▶ _Listed entries_
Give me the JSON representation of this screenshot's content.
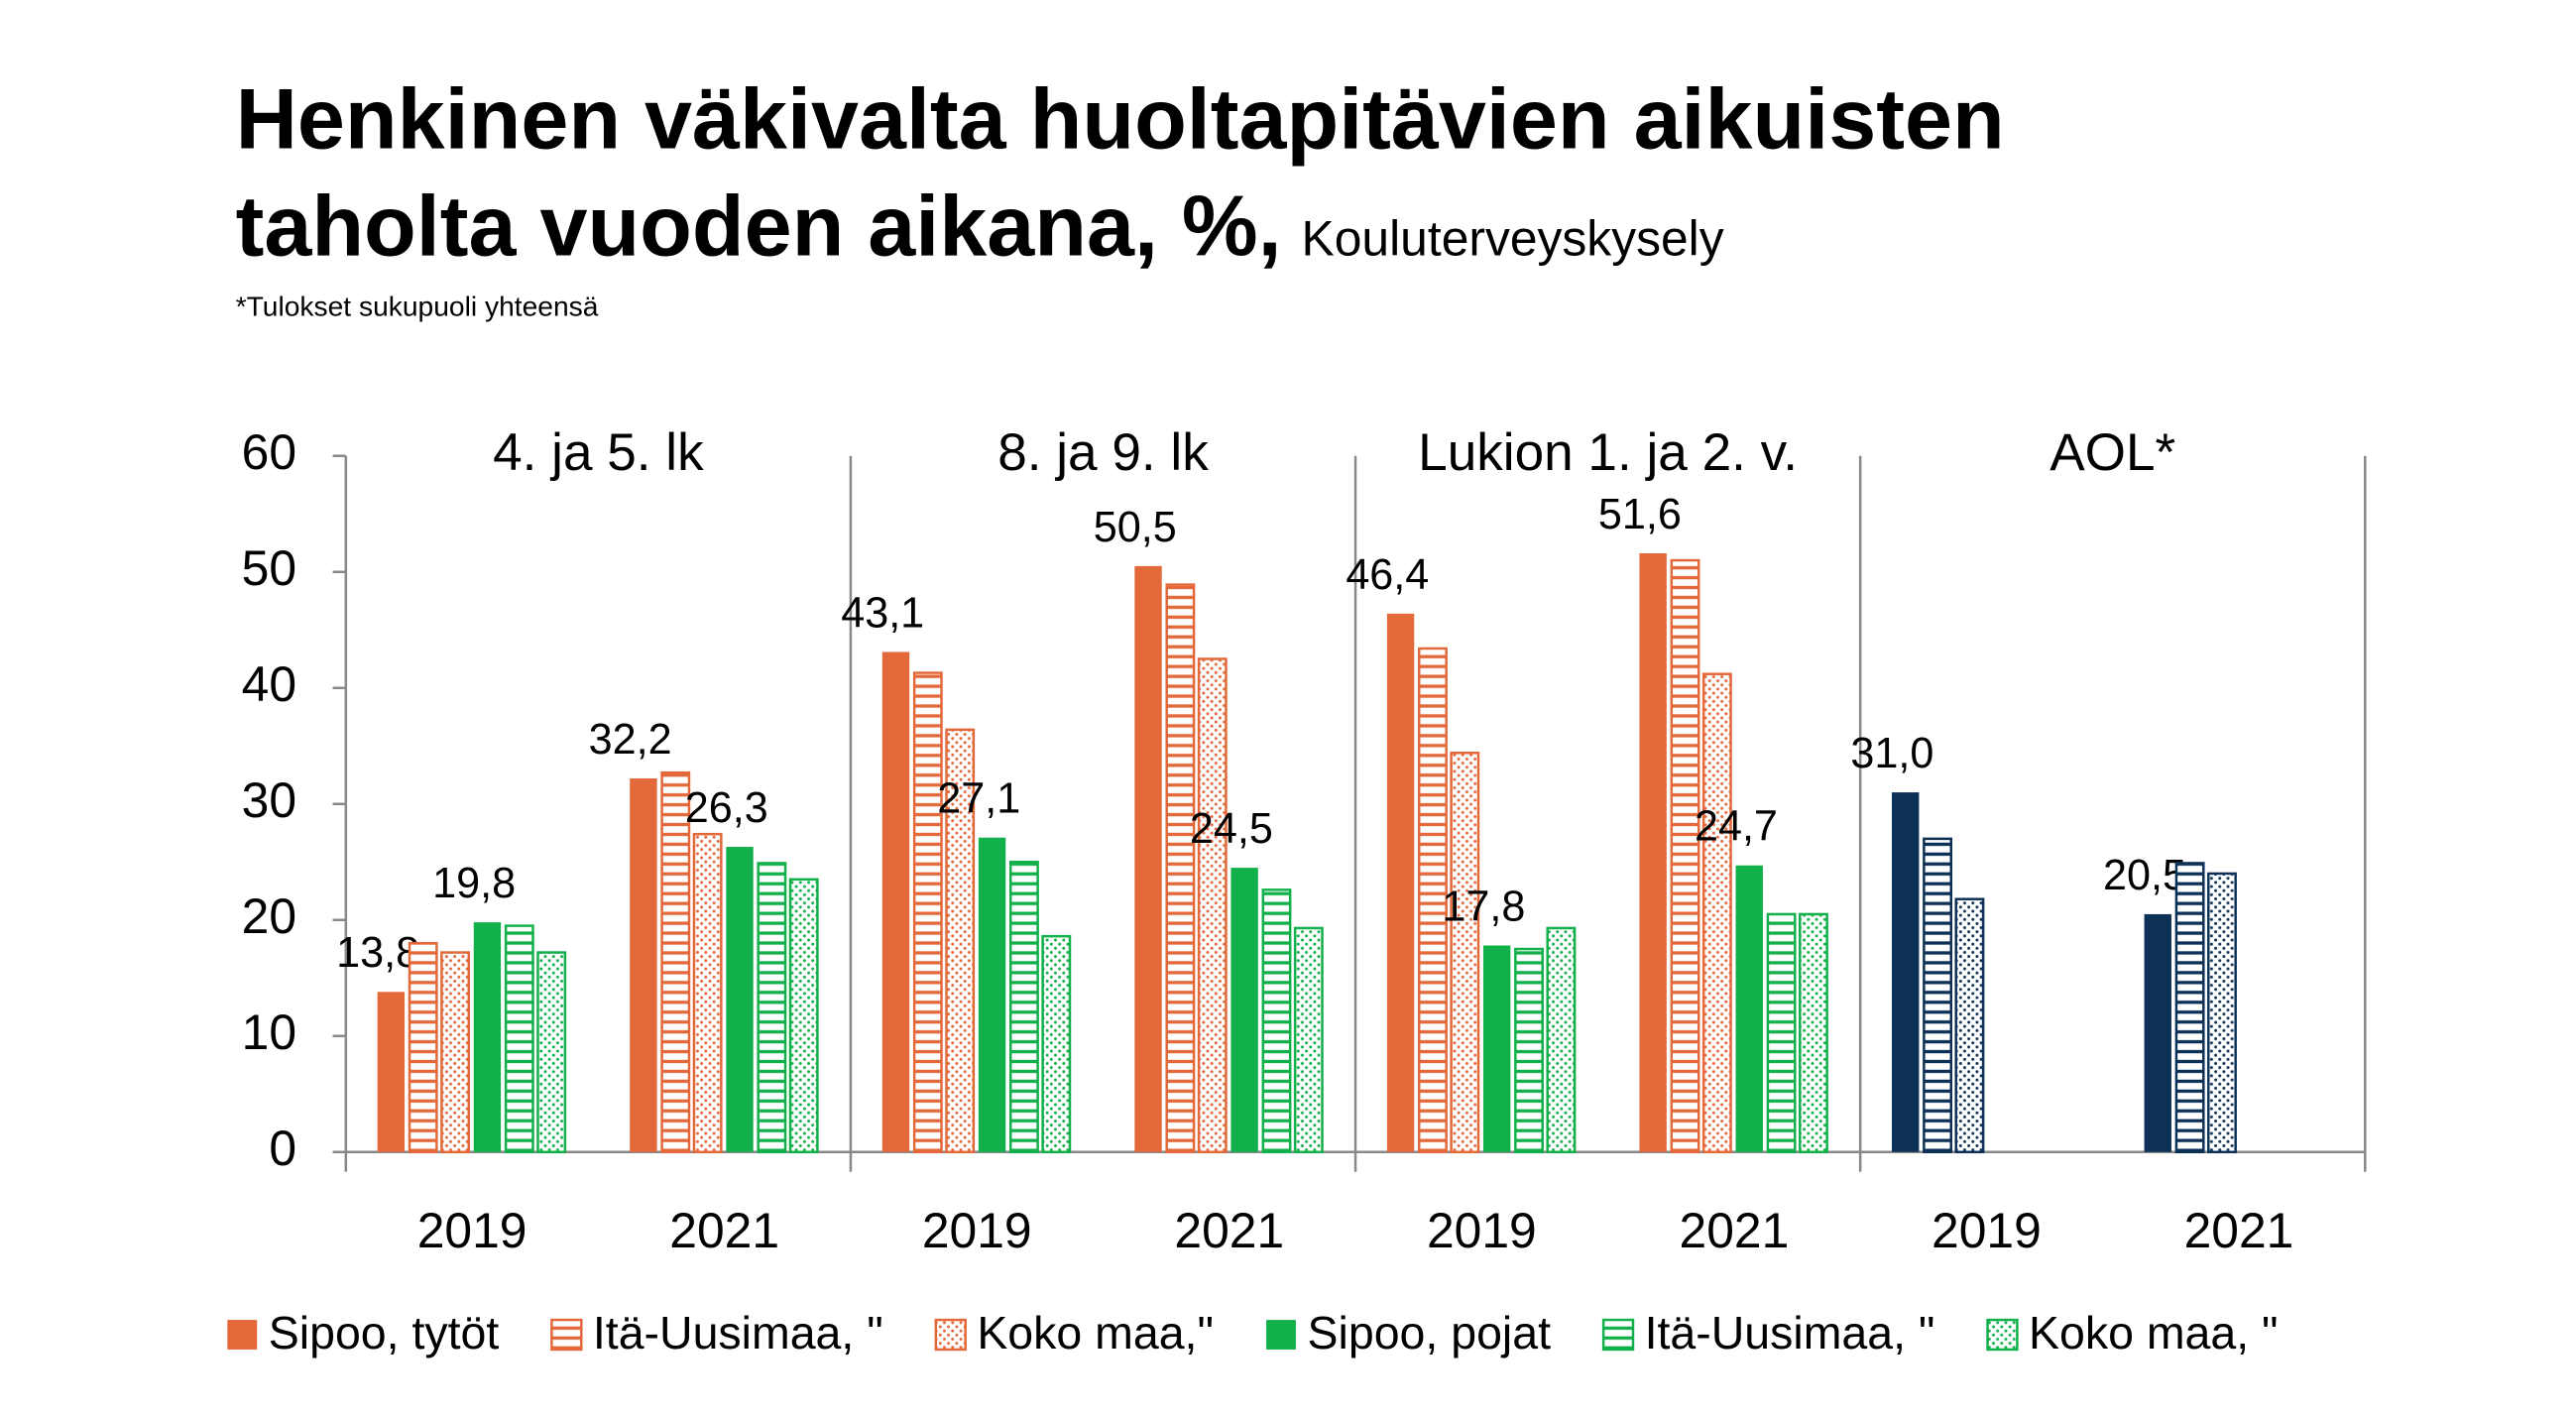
{
  "chart_data": {
    "type": "bar",
    "title_lines": [
      "Henkinen väkivalta huoltapitävien aikuisten",
      "taholta vuoden aikana, %,"
    ],
    "source": "Kouluterveyskysely",
    "note": "*Tulokset sukupuoli yhteensä",
    "groups": [
      {
        "label": "4. ja 5. lk"
      },
      {
        "label": "8. ja 9. lk"
      },
      {
        "label": "Lukion 1. ja 2. v."
      },
      {
        "label": "AOL*",
        "color": "#0d3156"
      }
    ],
    "categories": [
      "2019",
      "2021",
      "2019",
      "2021",
      "2019",
      "2021",
      "2019",
      "2021"
    ],
    "series": [
      {
        "name": "Sipoo, tytöt",
        "color": "#e3683a",
        "pattern": "solid",
        "values": [
          13.8,
          32.2,
          43.1,
          50.5,
          46.4,
          51.6,
          31.0,
          20.5
        ],
        "value_labels": [
          "13,8",
          "32,2",
          "43,1",
          "50,5",
          "46,4",
          "51,6",
          "31,0",
          "20,5"
        ]
      },
      {
        "name": "Itä-Uusimaa, \"",
        "color": "#e3683a",
        "pattern": "hstripe",
        "values": [
          18.0,
          32.7,
          41.3,
          48.9,
          43.4,
          51.0,
          27.0,
          24.9
        ]
      },
      {
        "name": "Koko maa,\"",
        "color": "#e3683a",
        "pattern": "dots",
        "values": [
          17.2,
          27.4,
          36.4,
          42.5,
          34.4,
          41.2,
          21.8,
          24.0
        ]
      },
      {
        "name": "Sipoo, pojat",
        "color": "#12b04a",
        "pattern": "solid",
        "values": [
          19.8,
          26.3,
          27.1,
          24.5,
          17.8,
          24.7,
          null,
          null
        ],
        "value_labels": [
          "19,8",
          "26,3",
          "27,1",
          "24,5",
          "17,8",
          "24,7",
          null,
          null
        ]
      },
      {
        "name": "Itä-Uusimaa, \"",
        "color": "#12b04a",
        "pattern": "hstripe",
        "values": [
          19.5,
          24.9,
          25.0,
          22.6,
          17.5,
          20.5,
          null,
          null
        ]
      },
      {
        "name": "Koko maa, \"",
        "color": "#12b04a",
        "pattern": "dots",
        "values": [
          17.2,
          23.5,
          18.6,
          19.3,
          19.3,
          20.5,
          null,
          null
        ]
      }
    ],
    "ylim": [
      0,
      60
    ],
    "yticks": [
      0,
      10,
      20,
      30,
      40,
      50,
      60
    ],
    "grid": false,
    "legend": "bottom"
  }
}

▶ _What you are asked to do_
Reproduce the data word for word, excluding its pictures.

▶ _Finished task_
Give me the JSON representation of this screenshot's content.
{
  "chart_data": {
    "type": "bar",
    "title_lines": [
      "Henkinen väkivalta huoltapitävien aikuisten",
      "taholta vuoden aikana, %,"
    ],
    "source": "Kouluterveyskysely",
    "note": "*Tulokset sukupuoli yhteensä",
    "groups": [
      {
        "label": "4. ja 5. lk"
      },
      {
        "label": "8. ja 9. lk"
      },
      {
        "label": "Lukion 1. ja 2. v."
      },
      {
        "label": "AOL*",
        "color": "#0d3156"
      }
    ],
    "categories": [
      "2019",
      "2021",
      "2019",
      "2021",
      "2019",
      "2021",
      "2019",
      "2021"
    ],
    "series": [
      {
        "name": "Sipoo, tytöt",
        "color": "#e3683a",
        "pattern": "solid",
        "values": [
          13.8,
          32.2,
          43.1,
          50.5,
          46.4,
          51.6,
          31.0,
          20.5
        ],
        "value_labels": [
          "13,8",
          "32,2",
          "43,1",
          "50,5",
          "46,4",
          "51,6",
          "31,0",
          "20,5"
        ]
      },
      {
        "name": "Itä-Uusimaa, \"",
        "color": "#e3683a",
        "pattern": "hstripe",
        "values": [
          18.0,
          32.7,
          41.3,
          48.9,
          43.4,
          51.0,
          27.0,
          24.9
        ]
      },
      {
        "name": "Koko maa,\"",
        "color": "#e3683a",
        "pattern": "dots",
        "values": [
          17.2,
          27.4,
          36.4,
          42.5,
          34.4,
          41.2,
          21.8,
          24.0
        ]
      },
      {
        "name": "Sipoo, pojat",
        "color": "#12b04a",
        "pattern": "solid",
        "values": [
          19.8,
          26.3,
          27.1,
          24.5,
          17.8,
          24.7,
          null,
          null
        ],
        "value_labels": [
          "19,8",
          "26,3",
          "27,1",
          "24,5",
          "17,8",
          "24,7",
          null,
          null
        ]
      },
      {
        "name": "Itä-Uusimaa, \"",
        "color": "#12b04a",
        "pattern": "hstripe",
        "values": [
          19.5,
          24.9,
          25.0,
          22.6,
          17.5,
          20.5,
          null,
          null
        ]
      },
      {
        "name": "Koko maa, \"",
        "color": "#12b04a",
        "pattern": "dots",
        "values": [
          17.2,
          23.5,
          18.6,
          19.3,
          19.3,
          20.5,
          null,
          null
        ]
      }
    ],
    "ylim": [
      0,
      60
    ],
    "yticks": [
      0,
      10,
      20,
      30,
      40,
      50,
      60
    ],
    "grid": false,
    "legend": "bottom"
  }
}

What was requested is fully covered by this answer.